**SOURCE RECORDS:**

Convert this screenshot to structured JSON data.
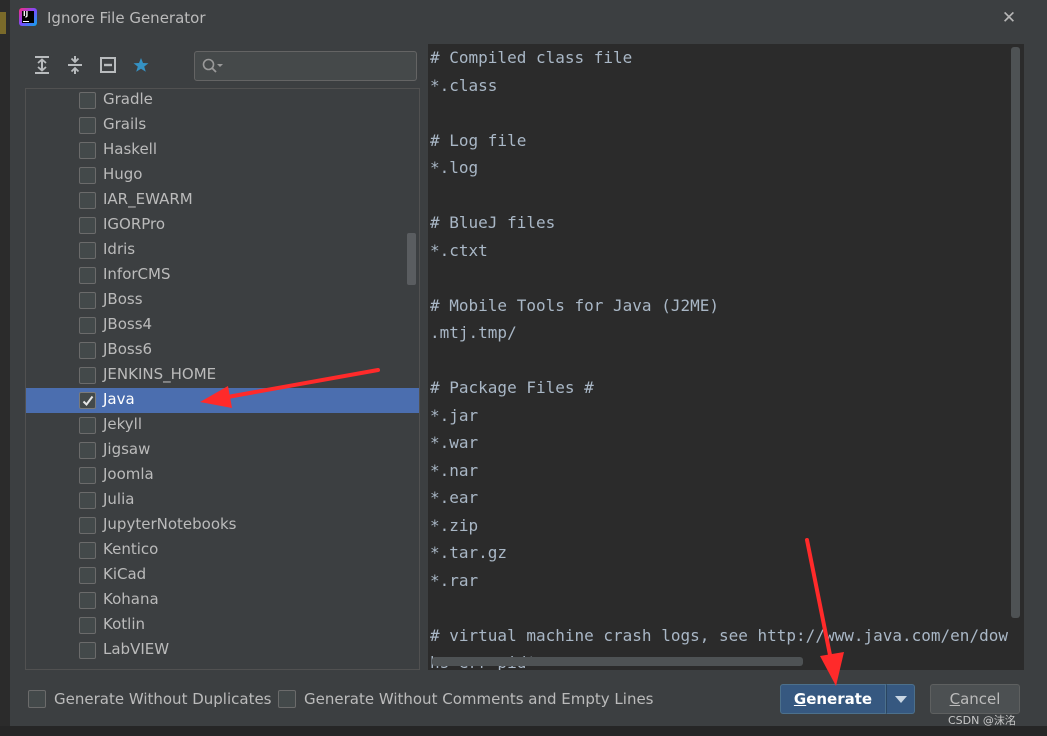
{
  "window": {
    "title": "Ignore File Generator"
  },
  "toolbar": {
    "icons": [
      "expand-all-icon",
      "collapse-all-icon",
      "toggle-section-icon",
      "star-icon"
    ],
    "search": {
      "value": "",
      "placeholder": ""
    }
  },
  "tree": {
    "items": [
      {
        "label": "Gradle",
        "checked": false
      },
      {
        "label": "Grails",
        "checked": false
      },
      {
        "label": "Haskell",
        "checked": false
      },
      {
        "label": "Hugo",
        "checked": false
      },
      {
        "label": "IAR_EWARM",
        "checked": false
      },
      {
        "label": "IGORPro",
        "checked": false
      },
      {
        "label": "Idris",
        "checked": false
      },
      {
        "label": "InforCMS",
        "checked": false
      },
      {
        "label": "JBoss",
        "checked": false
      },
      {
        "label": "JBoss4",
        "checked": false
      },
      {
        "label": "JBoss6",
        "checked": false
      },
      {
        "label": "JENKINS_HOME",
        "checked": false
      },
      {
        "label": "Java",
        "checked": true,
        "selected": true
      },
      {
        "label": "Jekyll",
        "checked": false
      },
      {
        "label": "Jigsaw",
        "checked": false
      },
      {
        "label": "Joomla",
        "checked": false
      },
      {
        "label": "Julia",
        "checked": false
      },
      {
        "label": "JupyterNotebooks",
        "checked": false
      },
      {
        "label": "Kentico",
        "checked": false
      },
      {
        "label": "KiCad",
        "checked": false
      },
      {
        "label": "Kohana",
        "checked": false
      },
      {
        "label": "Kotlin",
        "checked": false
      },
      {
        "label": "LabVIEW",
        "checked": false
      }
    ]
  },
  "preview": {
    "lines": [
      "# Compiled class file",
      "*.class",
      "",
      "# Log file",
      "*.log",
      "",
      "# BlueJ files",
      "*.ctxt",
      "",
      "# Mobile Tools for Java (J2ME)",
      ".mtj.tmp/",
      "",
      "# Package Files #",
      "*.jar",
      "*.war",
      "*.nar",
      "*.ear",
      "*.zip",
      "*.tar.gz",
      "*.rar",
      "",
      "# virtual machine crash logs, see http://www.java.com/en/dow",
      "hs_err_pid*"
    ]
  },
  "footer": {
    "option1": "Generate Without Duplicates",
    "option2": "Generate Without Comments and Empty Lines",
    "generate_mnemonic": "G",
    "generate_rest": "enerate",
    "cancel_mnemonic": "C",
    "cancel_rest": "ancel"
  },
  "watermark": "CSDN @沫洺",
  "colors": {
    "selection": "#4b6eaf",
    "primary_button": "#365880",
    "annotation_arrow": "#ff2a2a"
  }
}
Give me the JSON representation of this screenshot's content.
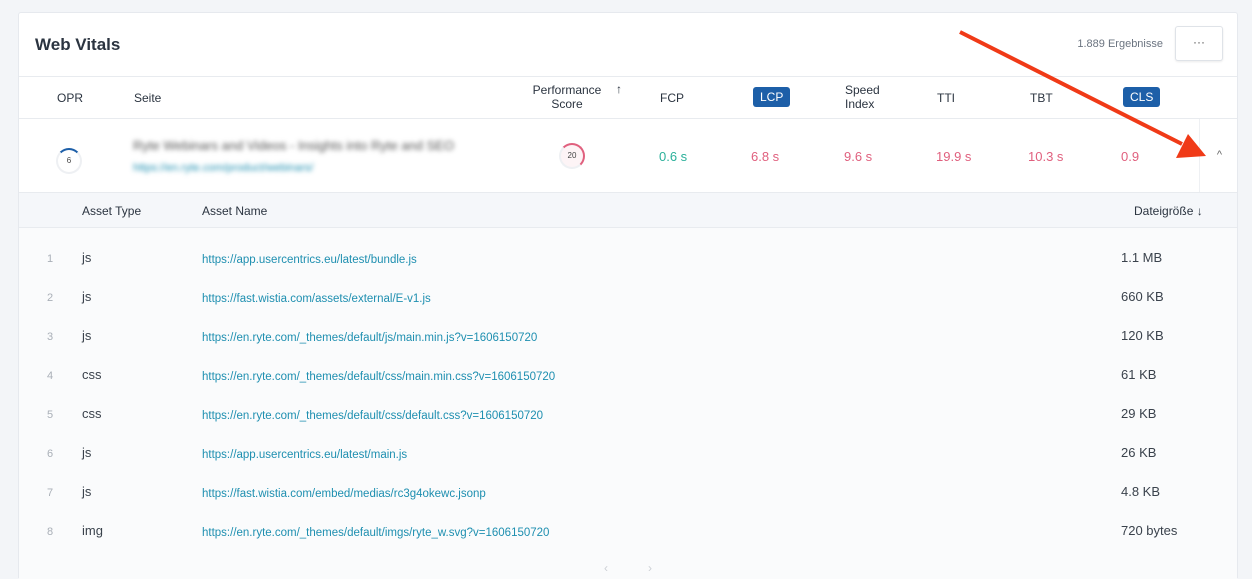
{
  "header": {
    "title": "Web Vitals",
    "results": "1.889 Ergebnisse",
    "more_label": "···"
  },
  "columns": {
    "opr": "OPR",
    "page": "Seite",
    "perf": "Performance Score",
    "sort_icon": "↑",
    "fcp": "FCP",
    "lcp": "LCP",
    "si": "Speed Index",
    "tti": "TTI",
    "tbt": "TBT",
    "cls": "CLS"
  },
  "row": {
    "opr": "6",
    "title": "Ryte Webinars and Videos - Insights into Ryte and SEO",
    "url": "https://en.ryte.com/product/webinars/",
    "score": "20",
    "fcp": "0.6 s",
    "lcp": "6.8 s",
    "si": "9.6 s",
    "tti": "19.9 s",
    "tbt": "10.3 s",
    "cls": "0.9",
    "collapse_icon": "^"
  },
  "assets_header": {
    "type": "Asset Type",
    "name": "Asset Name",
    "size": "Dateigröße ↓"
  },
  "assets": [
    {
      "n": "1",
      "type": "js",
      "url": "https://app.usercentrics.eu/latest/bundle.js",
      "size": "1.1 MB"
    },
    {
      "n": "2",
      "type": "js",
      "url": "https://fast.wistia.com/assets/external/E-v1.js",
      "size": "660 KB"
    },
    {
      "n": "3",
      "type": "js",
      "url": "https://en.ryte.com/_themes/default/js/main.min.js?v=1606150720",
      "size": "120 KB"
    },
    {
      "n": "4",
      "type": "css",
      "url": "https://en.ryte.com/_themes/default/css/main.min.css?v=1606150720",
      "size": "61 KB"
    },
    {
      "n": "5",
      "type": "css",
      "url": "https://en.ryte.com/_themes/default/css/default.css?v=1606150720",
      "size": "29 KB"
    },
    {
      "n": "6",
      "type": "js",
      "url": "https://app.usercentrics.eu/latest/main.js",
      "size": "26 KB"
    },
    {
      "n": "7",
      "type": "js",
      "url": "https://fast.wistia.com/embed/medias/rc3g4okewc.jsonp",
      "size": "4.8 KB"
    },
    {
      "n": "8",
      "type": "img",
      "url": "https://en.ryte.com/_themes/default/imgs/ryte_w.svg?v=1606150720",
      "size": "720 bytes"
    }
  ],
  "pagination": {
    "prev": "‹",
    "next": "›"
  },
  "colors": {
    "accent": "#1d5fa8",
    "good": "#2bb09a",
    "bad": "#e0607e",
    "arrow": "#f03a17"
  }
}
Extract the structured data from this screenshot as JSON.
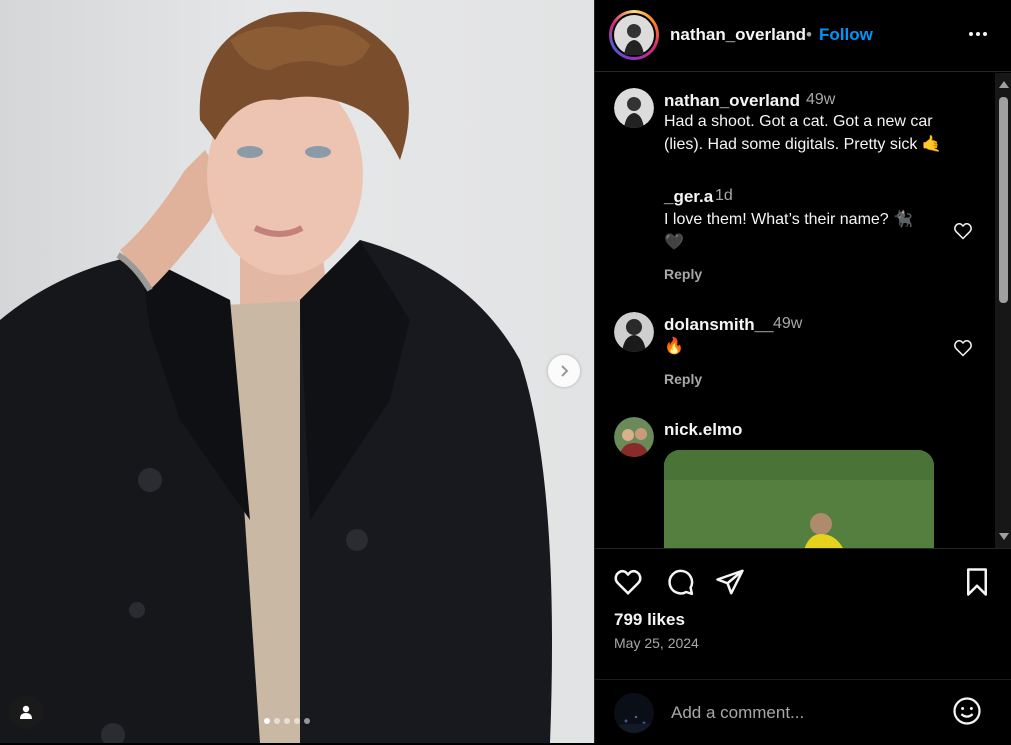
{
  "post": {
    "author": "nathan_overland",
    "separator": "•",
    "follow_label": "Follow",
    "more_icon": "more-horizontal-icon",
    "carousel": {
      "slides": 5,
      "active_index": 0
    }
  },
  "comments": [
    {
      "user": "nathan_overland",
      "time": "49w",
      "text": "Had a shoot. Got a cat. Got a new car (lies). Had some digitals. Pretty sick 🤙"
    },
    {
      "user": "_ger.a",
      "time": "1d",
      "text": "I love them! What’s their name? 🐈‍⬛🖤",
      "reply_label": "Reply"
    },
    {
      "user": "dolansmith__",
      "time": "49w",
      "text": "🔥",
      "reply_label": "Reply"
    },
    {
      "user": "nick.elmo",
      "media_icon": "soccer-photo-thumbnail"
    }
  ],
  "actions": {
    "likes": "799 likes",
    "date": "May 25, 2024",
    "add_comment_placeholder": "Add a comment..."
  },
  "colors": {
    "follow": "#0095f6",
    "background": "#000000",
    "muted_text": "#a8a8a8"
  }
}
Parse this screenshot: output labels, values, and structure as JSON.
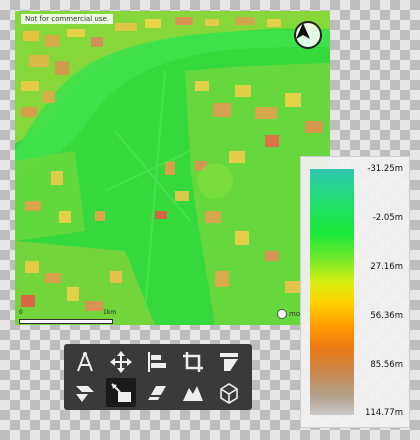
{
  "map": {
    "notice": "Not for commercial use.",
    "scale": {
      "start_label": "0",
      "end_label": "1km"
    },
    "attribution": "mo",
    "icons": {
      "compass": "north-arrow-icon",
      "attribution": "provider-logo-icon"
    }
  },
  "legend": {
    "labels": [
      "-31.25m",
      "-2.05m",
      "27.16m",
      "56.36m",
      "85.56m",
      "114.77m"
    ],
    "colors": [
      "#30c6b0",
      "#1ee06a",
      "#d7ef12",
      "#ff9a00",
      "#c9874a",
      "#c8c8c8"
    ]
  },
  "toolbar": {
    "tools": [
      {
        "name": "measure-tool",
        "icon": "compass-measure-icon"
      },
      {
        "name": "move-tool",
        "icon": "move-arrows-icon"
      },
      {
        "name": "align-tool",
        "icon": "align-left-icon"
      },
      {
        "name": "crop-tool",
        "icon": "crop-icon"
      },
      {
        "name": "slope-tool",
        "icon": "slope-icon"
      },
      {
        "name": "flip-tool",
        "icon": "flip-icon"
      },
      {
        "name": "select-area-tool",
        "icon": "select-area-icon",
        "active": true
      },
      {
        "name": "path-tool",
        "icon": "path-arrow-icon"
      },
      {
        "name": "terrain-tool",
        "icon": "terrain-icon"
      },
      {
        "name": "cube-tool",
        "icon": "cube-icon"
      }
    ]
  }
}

**WORK TO BE COMPLETED:**
Take the line containing "Parse this screenshot: output" and all lines after it to the end of the data above, and reproduce them exactly, leaving out pictures. Nothing else belongs in the copy.

**EXPECTED ANSWER:**
Parse this screenshot: output labels, values, and structure as JSON.
{
  "map": {
    "notice": "Not for commercial use.",
    "scale": {
      "start_label": "0",
      "end_label": "1km"
    },
    "attribution": "mo",
    "icons": {
      "compass": "north-arrow-icon",
      "attribution": "provider-logo-icon"
    }
  },
  "legend": {
    "labels": [
      "-31.25m",
      "-2.05m",
      "27.16m",
      "56.36m",
      "85.56m",
      "114.77m"
    ],
    "colors": [
      "#30c6b0",
      "#1ee06a",
      "#d7ef12",
      "#ff9a00",
      "#c9874a",
      "#c8c8c8"
    ]
  },
  "toolbar": {
    "tools": [
      {
        "name": "measure-tool",
        "icon": "compass-measure-icon"
      },
      {
        "name": "move-tool",
        "icon": "move-arrows-icon"
      },
      {
        "name": "align-tool",
        "icon": "align-left-icon"
      },
      {
        "name": "crop-tool",
        "icon": "crop-icon"
      },
      {
        "name": "slope-tool",
        "icon": "slope-icon"
      },
      {
        "name": "flip-tool",
        "icon": "flip-icon"
      },
      {
        "name": "select-area-tool",
        "icon": "select-area-icon",
        "active": true
      },
      {
        "name": "path-tool",
        "icon": "path-arrow-icon"
      },
      {
        "name": "terrain-tool",
        "icon": "terrain-icon"
      },
      {
        "name": "cube-tool",
        "icon": "cube-icon"
      }
    ]
  }
}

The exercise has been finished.